Problem to solve
Check every line below for the word "treballadors" and show those that hold it.

Raw data
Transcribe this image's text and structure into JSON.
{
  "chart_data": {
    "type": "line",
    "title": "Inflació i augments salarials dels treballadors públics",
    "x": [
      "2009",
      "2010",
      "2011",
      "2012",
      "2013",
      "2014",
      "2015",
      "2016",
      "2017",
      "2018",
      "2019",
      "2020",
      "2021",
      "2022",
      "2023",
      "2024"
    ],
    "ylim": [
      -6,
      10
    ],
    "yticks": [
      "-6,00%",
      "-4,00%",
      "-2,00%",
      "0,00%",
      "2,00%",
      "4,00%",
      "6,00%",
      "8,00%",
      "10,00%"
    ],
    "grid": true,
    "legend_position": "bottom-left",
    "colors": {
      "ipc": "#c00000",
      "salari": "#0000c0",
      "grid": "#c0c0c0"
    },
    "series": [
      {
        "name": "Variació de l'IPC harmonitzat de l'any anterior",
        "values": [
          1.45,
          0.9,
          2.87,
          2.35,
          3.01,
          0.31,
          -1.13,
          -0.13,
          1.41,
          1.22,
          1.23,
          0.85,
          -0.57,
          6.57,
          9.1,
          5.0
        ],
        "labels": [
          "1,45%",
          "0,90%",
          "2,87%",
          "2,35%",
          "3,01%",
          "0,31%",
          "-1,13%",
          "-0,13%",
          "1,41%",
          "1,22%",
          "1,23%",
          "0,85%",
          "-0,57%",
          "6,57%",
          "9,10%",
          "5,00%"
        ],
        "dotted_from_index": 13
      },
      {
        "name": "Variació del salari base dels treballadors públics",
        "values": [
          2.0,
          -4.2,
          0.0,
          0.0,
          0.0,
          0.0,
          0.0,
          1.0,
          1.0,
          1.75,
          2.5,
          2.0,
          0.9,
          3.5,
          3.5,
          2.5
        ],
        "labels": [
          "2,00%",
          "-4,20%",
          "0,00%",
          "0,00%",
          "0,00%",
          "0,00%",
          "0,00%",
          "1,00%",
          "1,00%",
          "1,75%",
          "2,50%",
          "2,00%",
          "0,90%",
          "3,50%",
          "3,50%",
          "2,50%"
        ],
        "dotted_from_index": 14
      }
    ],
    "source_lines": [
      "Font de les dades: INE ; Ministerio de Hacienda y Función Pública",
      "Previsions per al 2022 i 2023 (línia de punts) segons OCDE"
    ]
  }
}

Worked answer
    "title": "Inflació i augments salarials dels treballadors públics",
        "name": "Variació del salari base dels treballadors públics",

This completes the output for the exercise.